→ **WHAT YOU NEED TO DO**
Keep only the lines that hold the string "xlabel", filtering out the rest of the entries below.

Figure record listings:
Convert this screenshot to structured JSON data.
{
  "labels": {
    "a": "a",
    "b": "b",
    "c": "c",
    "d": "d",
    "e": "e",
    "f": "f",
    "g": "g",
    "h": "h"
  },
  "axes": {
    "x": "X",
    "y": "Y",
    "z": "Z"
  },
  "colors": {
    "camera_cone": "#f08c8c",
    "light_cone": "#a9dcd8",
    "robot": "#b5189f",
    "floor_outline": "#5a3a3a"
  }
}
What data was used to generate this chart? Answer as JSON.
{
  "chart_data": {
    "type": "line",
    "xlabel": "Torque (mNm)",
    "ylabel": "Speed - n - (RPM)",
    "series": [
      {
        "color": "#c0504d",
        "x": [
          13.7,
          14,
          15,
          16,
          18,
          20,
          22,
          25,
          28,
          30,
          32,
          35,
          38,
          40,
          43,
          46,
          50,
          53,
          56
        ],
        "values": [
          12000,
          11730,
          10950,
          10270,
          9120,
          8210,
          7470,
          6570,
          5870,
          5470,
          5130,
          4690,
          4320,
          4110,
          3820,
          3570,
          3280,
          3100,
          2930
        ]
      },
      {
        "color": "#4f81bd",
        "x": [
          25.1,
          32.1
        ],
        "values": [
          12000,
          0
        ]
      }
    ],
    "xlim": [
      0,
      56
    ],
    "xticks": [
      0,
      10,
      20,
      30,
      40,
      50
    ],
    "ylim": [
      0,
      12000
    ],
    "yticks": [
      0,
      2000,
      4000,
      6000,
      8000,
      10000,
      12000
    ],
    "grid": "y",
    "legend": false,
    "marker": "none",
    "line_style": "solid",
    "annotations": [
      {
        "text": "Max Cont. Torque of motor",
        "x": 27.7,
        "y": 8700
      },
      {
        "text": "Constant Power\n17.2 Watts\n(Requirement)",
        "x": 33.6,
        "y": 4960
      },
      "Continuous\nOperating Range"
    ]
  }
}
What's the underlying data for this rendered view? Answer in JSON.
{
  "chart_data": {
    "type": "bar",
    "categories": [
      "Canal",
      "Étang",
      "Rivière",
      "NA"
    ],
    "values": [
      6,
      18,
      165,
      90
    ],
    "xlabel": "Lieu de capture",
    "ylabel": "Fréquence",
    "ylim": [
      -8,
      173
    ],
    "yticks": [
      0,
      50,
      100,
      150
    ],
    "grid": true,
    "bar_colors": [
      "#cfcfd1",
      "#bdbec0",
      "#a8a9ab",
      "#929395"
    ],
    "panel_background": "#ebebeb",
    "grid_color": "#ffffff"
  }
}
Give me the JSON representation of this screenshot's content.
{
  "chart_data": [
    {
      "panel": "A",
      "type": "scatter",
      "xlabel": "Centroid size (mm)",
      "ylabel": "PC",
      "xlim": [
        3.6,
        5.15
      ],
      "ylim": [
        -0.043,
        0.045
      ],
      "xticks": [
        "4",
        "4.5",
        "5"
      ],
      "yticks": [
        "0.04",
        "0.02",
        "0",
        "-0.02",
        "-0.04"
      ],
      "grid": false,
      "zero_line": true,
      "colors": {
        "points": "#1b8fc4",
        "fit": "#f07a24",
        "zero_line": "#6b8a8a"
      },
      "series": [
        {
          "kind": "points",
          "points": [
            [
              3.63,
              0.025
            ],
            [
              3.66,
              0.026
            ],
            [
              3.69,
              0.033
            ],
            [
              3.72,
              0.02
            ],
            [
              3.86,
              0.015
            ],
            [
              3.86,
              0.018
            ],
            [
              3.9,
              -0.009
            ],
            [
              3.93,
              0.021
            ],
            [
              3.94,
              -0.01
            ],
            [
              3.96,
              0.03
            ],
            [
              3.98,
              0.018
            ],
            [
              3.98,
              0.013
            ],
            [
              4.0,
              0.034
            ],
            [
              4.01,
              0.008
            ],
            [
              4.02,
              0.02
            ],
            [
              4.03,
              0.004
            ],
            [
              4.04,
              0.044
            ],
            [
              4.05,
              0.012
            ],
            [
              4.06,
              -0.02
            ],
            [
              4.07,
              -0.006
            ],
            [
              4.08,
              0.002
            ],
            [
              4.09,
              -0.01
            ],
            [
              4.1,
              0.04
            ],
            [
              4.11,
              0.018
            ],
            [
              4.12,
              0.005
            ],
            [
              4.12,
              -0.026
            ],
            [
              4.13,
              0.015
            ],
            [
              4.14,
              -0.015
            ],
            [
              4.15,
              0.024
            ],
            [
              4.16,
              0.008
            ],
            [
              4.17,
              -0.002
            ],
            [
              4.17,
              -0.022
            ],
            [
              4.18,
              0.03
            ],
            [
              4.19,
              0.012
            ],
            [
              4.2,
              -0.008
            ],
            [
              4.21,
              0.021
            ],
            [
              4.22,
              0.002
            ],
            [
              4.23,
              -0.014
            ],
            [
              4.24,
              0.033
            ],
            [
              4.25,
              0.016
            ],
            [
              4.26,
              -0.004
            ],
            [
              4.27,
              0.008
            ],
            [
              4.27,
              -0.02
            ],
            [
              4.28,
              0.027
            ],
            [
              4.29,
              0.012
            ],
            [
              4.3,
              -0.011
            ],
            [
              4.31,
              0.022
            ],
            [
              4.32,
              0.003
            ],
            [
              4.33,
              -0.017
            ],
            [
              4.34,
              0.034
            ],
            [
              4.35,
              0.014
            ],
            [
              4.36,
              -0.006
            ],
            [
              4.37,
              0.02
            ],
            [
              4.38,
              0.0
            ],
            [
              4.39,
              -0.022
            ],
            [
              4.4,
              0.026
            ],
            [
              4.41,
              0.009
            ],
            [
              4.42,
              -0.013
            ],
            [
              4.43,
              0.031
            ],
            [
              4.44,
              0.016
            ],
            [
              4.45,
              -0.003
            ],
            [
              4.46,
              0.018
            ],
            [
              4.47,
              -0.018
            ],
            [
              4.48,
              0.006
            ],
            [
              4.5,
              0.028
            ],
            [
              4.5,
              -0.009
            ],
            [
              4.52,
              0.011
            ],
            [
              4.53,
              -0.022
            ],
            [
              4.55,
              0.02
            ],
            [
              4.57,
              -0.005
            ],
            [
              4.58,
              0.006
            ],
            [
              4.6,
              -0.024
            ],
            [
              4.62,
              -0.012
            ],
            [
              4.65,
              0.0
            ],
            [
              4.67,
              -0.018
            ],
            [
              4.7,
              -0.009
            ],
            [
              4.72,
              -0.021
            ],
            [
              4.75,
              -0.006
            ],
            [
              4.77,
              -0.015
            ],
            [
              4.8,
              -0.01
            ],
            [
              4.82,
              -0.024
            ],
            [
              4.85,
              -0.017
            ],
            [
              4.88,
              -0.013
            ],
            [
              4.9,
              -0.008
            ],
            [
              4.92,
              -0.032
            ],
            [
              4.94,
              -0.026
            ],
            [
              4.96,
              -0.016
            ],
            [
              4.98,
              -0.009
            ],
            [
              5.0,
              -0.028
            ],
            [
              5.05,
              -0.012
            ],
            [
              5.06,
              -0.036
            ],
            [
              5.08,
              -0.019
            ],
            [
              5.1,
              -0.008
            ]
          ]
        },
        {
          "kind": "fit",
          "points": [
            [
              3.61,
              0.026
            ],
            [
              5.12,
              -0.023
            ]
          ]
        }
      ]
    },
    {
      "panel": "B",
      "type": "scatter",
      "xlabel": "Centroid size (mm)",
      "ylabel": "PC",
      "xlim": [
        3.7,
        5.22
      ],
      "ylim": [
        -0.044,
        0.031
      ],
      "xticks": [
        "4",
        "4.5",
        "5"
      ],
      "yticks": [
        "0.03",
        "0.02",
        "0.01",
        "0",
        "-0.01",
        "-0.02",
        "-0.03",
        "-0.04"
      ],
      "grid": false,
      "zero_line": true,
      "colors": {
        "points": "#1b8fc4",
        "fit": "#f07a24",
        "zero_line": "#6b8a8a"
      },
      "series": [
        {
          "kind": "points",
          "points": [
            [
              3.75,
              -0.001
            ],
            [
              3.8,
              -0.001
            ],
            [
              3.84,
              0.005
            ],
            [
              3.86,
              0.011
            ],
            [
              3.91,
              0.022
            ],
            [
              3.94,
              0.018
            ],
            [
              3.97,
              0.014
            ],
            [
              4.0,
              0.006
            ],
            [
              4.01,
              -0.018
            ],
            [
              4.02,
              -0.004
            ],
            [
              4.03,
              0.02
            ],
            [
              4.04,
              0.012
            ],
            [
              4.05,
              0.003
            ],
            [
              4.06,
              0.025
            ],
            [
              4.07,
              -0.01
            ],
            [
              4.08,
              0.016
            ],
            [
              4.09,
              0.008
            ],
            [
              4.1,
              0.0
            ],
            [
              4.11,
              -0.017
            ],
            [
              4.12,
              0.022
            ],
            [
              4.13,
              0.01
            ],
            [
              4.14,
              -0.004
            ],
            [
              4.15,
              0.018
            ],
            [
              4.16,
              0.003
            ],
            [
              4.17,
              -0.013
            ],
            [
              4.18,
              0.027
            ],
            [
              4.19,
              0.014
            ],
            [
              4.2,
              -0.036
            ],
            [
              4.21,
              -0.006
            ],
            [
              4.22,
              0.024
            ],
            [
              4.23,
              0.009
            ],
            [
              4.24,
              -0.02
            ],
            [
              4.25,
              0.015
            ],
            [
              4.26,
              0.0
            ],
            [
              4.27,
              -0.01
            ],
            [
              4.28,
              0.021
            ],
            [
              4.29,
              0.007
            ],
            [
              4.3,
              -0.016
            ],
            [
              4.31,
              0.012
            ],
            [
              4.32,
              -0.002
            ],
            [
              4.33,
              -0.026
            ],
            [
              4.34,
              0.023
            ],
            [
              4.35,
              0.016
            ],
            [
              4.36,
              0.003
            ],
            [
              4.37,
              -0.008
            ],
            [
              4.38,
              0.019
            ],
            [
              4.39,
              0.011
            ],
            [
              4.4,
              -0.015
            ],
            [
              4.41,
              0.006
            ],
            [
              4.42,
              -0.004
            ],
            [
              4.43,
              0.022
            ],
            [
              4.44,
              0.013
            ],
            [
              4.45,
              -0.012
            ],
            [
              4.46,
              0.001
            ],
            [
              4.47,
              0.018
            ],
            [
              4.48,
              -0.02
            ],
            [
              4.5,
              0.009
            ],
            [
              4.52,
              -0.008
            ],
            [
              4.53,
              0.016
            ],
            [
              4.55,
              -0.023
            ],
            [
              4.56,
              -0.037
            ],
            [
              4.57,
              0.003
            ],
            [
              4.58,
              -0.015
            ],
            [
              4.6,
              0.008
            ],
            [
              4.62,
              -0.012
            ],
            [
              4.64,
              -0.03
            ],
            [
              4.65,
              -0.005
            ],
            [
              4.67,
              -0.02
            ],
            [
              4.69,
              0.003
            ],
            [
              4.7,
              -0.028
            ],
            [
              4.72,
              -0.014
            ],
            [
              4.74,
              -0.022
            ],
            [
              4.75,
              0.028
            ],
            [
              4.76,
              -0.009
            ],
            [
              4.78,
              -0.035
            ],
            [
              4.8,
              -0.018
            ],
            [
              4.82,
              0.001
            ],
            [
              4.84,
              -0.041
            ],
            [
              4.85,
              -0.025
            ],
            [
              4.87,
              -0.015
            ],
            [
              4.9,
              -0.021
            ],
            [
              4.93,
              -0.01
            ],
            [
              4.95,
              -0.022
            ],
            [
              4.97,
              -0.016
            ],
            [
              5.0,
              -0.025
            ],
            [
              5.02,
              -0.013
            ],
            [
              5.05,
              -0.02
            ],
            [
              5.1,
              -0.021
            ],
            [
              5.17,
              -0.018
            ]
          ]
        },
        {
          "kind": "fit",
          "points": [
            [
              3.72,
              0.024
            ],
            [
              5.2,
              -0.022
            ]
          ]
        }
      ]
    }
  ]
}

→ **SOLUTION**
    "xlabel": "Torque (mNm)",
    "xlabel": "Lieu de capture",
      "xlabel": "Centroid size (mm)",
      "xlabel": "Centroid size (mm)",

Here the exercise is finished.